◆ EXCERPTED DATA

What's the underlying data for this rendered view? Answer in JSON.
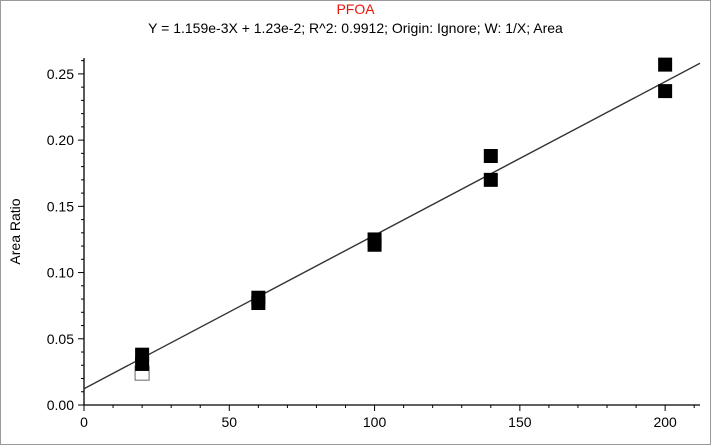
{
  "chart_data": {
    "type": "scatter",
    "title": "PFOA",
    "subtitle": "Y = 1.159e-3X + 1.23e-2; R^2: 0.9912; Origin: Ignore; W: 1/X; Area",
    "xlabel": "",
    "ylabel": "Area Ratio",
    "xlim": [
      0,
      212
    ],
    "ylim": [
      0,
      0.262
    ],
    "xticks": [
      0,
      50,
      100,
      150,
      200
    ],
    "xtick_labels": [
      "0",
      "50",
      "100",
      "150",
      "200"
    ],
    "yticks": [
      0,
      0.05,
      0.1,
      0.15,
      0.2,
      0.25
    ],
    "ytick_labels": [
      "0.00",
      "0.05",
      "0.10",
      "0.15",
      "0.20",
      "0.25"
    ],
    "grid": false,
    "fit_line": {
      "slope": 0.001159,
      "intercept": 0.0123,
      "x_range": [
        0,
        212
      ]
    },
    "series": [
      {
        "marker": "filled-square",
        "color": "#000000",
        "points": [
          {
            "x": 20,
            "y": 0.038
          },
          {
            "x": 20,
            "y": 0.031
          },
          {
            "x": 60,
            "y": 0.081
          },
          {
            "x": 60,
            "y": 0.077
          },
          {
            "x": 100,
            "y": 0.125
          },
          {
            "x": 100,
            "y": 0.121
          },
          {
            "x": 140,
            "y": 0.188
          },
          {
            "x": 140,
            "y": 0.17
          },
          {
            "x": 200,
            "y": 0.257
          },
          {
            "x": 200,
            "y": 0.237
          }
        ]
      },
      {
        "marker": "open-square",
        "color": "#808080",
        "points": [
          {
            "x": 20,
            "y": 0.024
          }
        ]
      }
    ]
  }
}
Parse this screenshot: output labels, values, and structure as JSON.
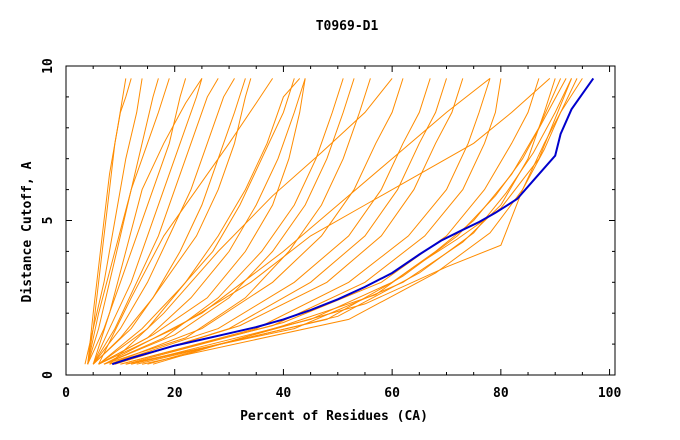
{
  "chart_data": {
    "type": "line",
    "title": "T0969-D1",
    "xlabel": "Percent of Residues (CA)",
    "ylabel": "Distance Cutoff, A",
    "xlim": [
      0,
      101
    ],
    "ylim": [
      0,
      10
    ],
    "xticks": [
      0,
      20,
      40,
      60,
      80,
      100
    ],
    "yticks": [
      0,
      5,
      10
    ],
    "grid": false,
    "colors": {
      "models": "#ff8c00",
      "highlight": "#0000cc",
      "axes": "#000000"
    },
    "highlight": {
      "points": [
        [
          8.5,
          0.35
        ],
        [
          12,
          0.55
        ],
        [
          16,
          0.75
        ],
        [
          20,
          0.95
        ],
        [
          25,
          1.15
        ],
        [
          30,
          1.35
        ],
        [
          35,
          1.55
        ],
        [
          40,
          1.8
        ],
        [
          45,
          2.1
        ],
        [
          50,
          2.45
        ],
        [
          55,
          2.85
        ],
        [
          60,
          3.3
        ],
        [
          65,
          3.9
        ],
        [
          69,
          4.35
        ],
        [
          73,
          4.7
        ],
        [
          76,
          4.95
        ],
        [
          79,
          5.25
        ],
        [
          83,
          5.7
        ],
        [
          86,
          6.3
        ],
        [
          90,
          7.1
        ],
        [
          91,
          7.8
        ],
        [
          93,
          8.6
        ],
        [
          95,
          9.1
        ],
        [
          97,
          9.6
        ]
      ]
    },
    "series": [
      {
        "points": [
          [
            4,
            0.35
          ],
          [
            5,
            1.5
          ],
          [
            6,
            3
          ],
          [
            7,
            4.5
          ],
          [
            8,
            6
          ],
          [
            9,
            7.5
          ],
          [
            10,
            8.5
          ],
          [
            11,
            9
          ],
          [
            12,
            9.6
          ]
        ]
      },
      {
        "points": [
          [
            4,
            0.35
          ],
          [
            5,
            2
          ],
          [
            6,
            3.5
          ],
          [
            7,
            5
          ],
          [
            8,
            6.5
          ],
          [
            9.5,
            8
          ],
          [
            11,
            9.6
          ]
        ]
      },
      {
        "points": [
          [
            3.5,
            0.35
          ],
          [
            5,
            1.5
          ],
          [
            7,
            3
          ],
          [
            9,
            5
          ],
          [
            11,
            7
          ],
          [
            13,
            8.5
          ],
          [
            14,
            9.6
          ]
        ]
      },
      {
        "points": [
          [
            4,
            0.35
          ],
          [
            6,
            1.5
          ],
          [
            8,
            3
          ],
          [
            10,
            4.5
          ],
          [
            12,
            6
          ],
          [
            14,
            7.5
          ],
          [
            16,
            9
          ],
          [
            17,
            9.6
          ]
        ]
      },
      {
        "points": [
          [
            4,
            0.35
          ],
          [
            6,
            2
          ],
          [
            9,
            4
          ],
          [
            12,
            6
          ],
          [
            15,
            7.5
          ],
          [
            17,
            8.5
          ],
          [
            19,
            9.6
          ]
        ]
      },
      {
        "points": [
          [
            4,
            0.35
          ],
          [
            7,
            1.5
          ],
          [
            10,
            3
          ],
          [
            13,
            4.5
          ],
          [
            16,
            6
          ],
          [
            19,
            7.5
          ],
          [
            21,
            9
          ],
          [
            22,
            9.6
          ]
        ]
      },
      {
        "points": [
          [
            5,
            0.35
          ],
          [
            8,
            1.5
          ],
          [
            12,
            3
          ],
          [
            15,
            4.5
          ],
          [
            18,
            6
          ],
          [
            21,
            7.5
          ],
          [
            24,
            9
          ],
          [
            25,
            9.6
          ]
        ]
      },
      {
        "points": [
          [
            5,
            0.35
          ],
          [
            9,
            1.5
          ],
          [
            13,
            3
          ],
          [
            17,
            4.5
          ],
          [
            20,
            6
          ],
          [
            23,
            7.5
          ],
          [
            26,
            9
          ],
          [
            28,
            9.6
          ]
        ]
      },
      {
        "points": [
          [
            5,
            0.35
          ],
          [
            10,
            1.5
          ],
          [
            15,
            3
          ],
          [
            19,
            4.5
          ],
          [
            23,
            6
          ],
          [
            26,
            7.5
          ],
          [
            29,
            9
          ],
          [
            31,
            9.6
          ]
        ]
      },
      {
        "points": [
          [
            5,
            0.35
          ],
          [
            10,
            1.2
          ],
          [
            16,
            2.5
          ],
          [
            21,
            4
          ],
          [
            25,
            5.5
          ],
          [
            28,
            7
          ],
          [
            31,
            8.5
          ],
          [
            33,
            9.6
          ]
        ]
      },
      {
        "points": [
          [
            5,
            0.35
          ],
          [
            12,
            1.5
          ],
          [
            18,
            3
          ],
          [
            24,
            4.5
          ],
          [
            28,
            6
          ],
          [
            31,
            7.5
          ],
          [
            33,
            9
          ],
          [
            34,
            9.6
          ]
        ]
      },
      {
        "points": [
          [
            6,
            0.35
          ],
          [
            14,
            1.5
          ],
          [
            21,
            2.8
          ],
          [
            27,
            4
          ],
          [
            32,
            5.5
          ],
          [
            36,
            7
          ],
          [
            40,
            8.5
          ],
          [
            42,
            9.6
          ]
        ]
      },
      {
        "points": [
          [
            6,
            0.35
          ],
          [
            15,
            1.2
          ],
          [
            23,
            2.5
          ],
          [
            30,
            4
          ],
          [
            35,
            5.5
          ],
          [
            39,
            7
          ],
          [
            42,
            8.5
          ],
          [
            44,
            9.6
          ]
        ]
      },
      {
        "points": [
          [
            6,
            0.35
          ],
          [
            15,
            1.5
          ],
          [
            22,
            3
          ],
          [
            28,
            4.5
          ],
          [
            33,
            6
          ],
          [
            37,
            7.5
          ],
          [
            40,
            9
          ],
          [
            43,
            9.6
          ]
        ]
      },
      {
        "points": [
          [
            6,
            0.35
          ],
          [
            16,
            1.3
          ],
          [
            26,
            2.5
          ],
          [
            33,
            4
          ],
          [
            38,
            5.5
          ],
          [
            41,
            7
          ],
          [
            43,
            8.5
          ],
          [
            44,
            9.6
          ]
        ]
      },
      {
        "points": [
          [
            7,
            0.35
          ],
          [
            18,
            1.2
          ],
          [
            28,
            2.5
          ],
          [
            36,
            4
          ],
          [
            42,
            5.5
          ],
          [
            46,
            7
          ],
          [
            49,
            8.5
          ],
          [
            51,
            9.6
          ]
        ]
      },
      {
        "points": [
          [
            7,
            0.35
          ],
          [
            20,
            1.3
          ],
          [
            30,
            2.5
          ],
          [
            38,
            4
          ],
          [
            44,
            5.5
          ],
          [
            48,
            7
          ],
          [
            51,
            8.5
          ],
          [
            53,
            9.6
          ]
        ]
      },
      {
        "points": [
          [
            7,
            0.35
          ],
          [
            22,
            1.2
          ],
          [
            33,
            2.5
          ],
          [
            41,
            4
          ],
          [
            47,
            5.5
          ],
          [
            51,
            7
          ],
          [
            54,
            8.5
          ],
          [
            56,
            9.6
          ]
        ]
      },
      {
        "points": [
          [
            8,
            0.35
          ],
          [
            25,
            1.5
          ],
          [
            38,
            3
          ],
          [
            47,
            4.5
          ],
          [
            53,
            6
          ],
          [
            57,
            7.5
          ],
          [
            60,
            8.5
          ],
          [
            62,
            9.6
          ]
        ]
      },
      {
        "points": [
          [
            8,
            0.35
          ],
          [
            28,
            1.5
          ],
          [
            42,
            3
          ],
          [
            52,
            4.5
          ],
          [
            58,
            6
          ],
          [
            62,
            7.5
          ],
          [
            65,
            8.5
          ],
          [
            67,
            9.6
          ]
        ]
      },
      {
        "points": [
          [
            9,
            0.35
          ],
          [
            30,
            1.5
          ],
          [
            45,
            3
          ],
          [
            55,
            4.5
          ],
          [
            61,
            6
          ],
          [
            65,
            7.5
          ],
          [
            68,
            8.5
          ],
          [
            70,
            9.6
          ]
        ]
      },
      {
        "points": [
          [
            9,
            0.35
          ],
          [
            32,
            1.6
          ],
          [
            48,
            3
          ],
          [
            58,
            4.5
          ],
          [
            64,
            6
          ],
          [
            68,
            7.5
          ],
          [
            71,
            8.5
          ],
          [
            73,
            9.6
          ]
        ]
      },
      {
        "points": [
          [
            10,
            0.35
          ],
          [
            35,
            1.5
          ],
          [
            52,
            3
          ],
          [
            63,
            4.5
          ],
          [
            70,
            6
          ],
          [
            74,
            7.5
          ],
          [
            76,
            8.5
          ],
          [
            78,
            9.6
          ]
        ]
      },
      {
        "points": [
          [
            10,
            0.35
          ],
          [
            38,
            1.6
          ],
          [
            55,
            3
          ],
          [
            66,
            4.5
          ],
          [
            73,
            6
          ],
          [
            77,
            7.5
          ],
          [
            79,
            8.5
          ],
          [
            80,
            9.6
          ]
        ]
      },
      {
        "points": [
          [
            11,
            0.35
          ],
          [
            40,
            1.7
          ],
          [
            58,
            3
          ],
          [
            70,
            4.5
          ],
          [
            77,
            6
          ],
          [
            82,
            7.5
          ],
          [
            85,
            8.5
          ],
          [
            87,
            9.6
          ]
        ]
      },
      {
        "points": [
          [
            11,
            0.35
          ],
          [
            42,
            1.5
          ],
          [
            62,
            3
          ],
          [
            73,
            4.3
          ],
          [
            80,
            5.5
          ],
          [
            85,
            7
          ],
          [
            88,
            8.5
          ],
          [
            90,
            9.6
          ]
        ]
      },
      {
        "points": [
          [
            12,
            0.35
          ],
          [
            45,
            1.8
          ],
          [
            60,
            3
          ],
          [
            68,
            4
          ],
          [
            75,
            5
          ],
          [
            82,
            6.5
          ],
          [
            87,
            8
          ],
          [
            91,
            9.6
          ]
        ]
      },
      {
        "points": [
          [
            12,
            0.35
          ],
          [
            48,
            1.8
          ],
          [
            62,
            3.2
          ],
          [
            72,
            4.5
          ],
          [
            79,
            5.8
          ],
          [
            84,
            7
          ],
          [
            88,
            8.3
          ],
          [
            92,
            9.6
          ]
        ]
      },
      {
        "points": [
          [
            13,
            0.35
          ],
          [
            50,
            1.9
          ],
          [
            65,
            3.3
          ],
          [
            75,
            4.6
          ],
          [
            81,
            5.9
          ],
          [
            86,
            7.2
          ],
          [
            90,
            8.5
          ],
          [
            93,
            9.6
          ]
        ]
      },
      {
        "points": [
          [
            14,
            0.35
          ],
          [
            52,
            1.8
          ],
          [
            68,
            3.3
          ],
          [
            78,
            4.6
          ],
          [
            84,
            6
          ],
          [
            88,
            7.3
          ],
          [
            91,
            8.5
          ],
          [
            94,
            9.6
          ]
        ]
      },
      {
        "points": [
          [
            15,
            0.35
          ],
          [
            55,
            2.3
          ],
          [
            70,
            3.5
          ],
          [
            80,
            4.2
          ],
          [
            84,
            6
          ],
          [
            88,
            7.5
          ],
          [
            91,
            8.5
          ],
          [
            95,
            9.6
          ]
        ]
      },
      {
        "points": [
          [
            16,
            0.35
          ],
          [
            40,
            1.6
          ],
          [
            57,
            2.6
          ],
          [
            64,
            3.5
          ],
          [
            72,
            4.4
          ],
          [
            80,
            5.4
          ],
          [
            87,
            7
          ],
          [
            93,
            9.6
          ]
        ]
      },
      {
        "points": [
          [
            6,
            0.35
          ],
          [
            20,
            1.5
          ],
          [
            34,
            3
          ],
          [
            45,
            4.5
          ],
          [
            55,
            5.5
          ],
          [
            65,
            6.5
          ],
          [
            75,
            7.5
          ],
          [
            82,
            8.5
          ],
          [
            89,
            9.6
          ]
        ]
      },
      {
        "points": [
          [
            7,
            0.35
          ],
          [
            25,
            2
          ],
          [
            40,
            4
          ],
          [
            50,
            5.5
          ],
          [
            60,
            7
          ],
          [
            70,
            8.5
          ],
          [
            78,
            9.6
          ]
        ]
      },
      {
        "points": [
          [
            8,
            0.35
          ],
          [
            18,
            2
          ],
          [
            28,
            4
          ],
          [
            38,
            5.8
          ],
          [
            47,
            7.2
          ],
          [
            55,
            8.5
          ],
          [
            60,
            9.6
          ]
        ]
      },
      {
        "points": [
          [
            5,
            0.35
          ],
          [
            8,
            2
          ],
          [
            11,
            4
          ],
          [
            14,
            6
          ],
          [
            18,
            7.5
          ],
          [
            22,
            8.8
          ],
          [
            25,
            9.6
          ]
        ]
      },
      {
        "points": [
          [
            6,
            0.35
          ],
          [
            12,
            2.5
          ],
          [
            18,
            4.5
          ],
          [
            24,
            6
          ],
          [
            30,
            7.5
          ],
          [
            35,
            8.8
          ],
          [
            38,
            9.6
          ]
        ]
      }
    ]
  }
}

◆ EXERCISE DIRECTIONS
Which lines of the material contain the string "this"? List each of them.

◆ RESPONSE TO THE EXERCISE
What's the underlying data for this rendered view? Answer in JSON.
Parse this screenshot: output labels, values, and structure as JSON.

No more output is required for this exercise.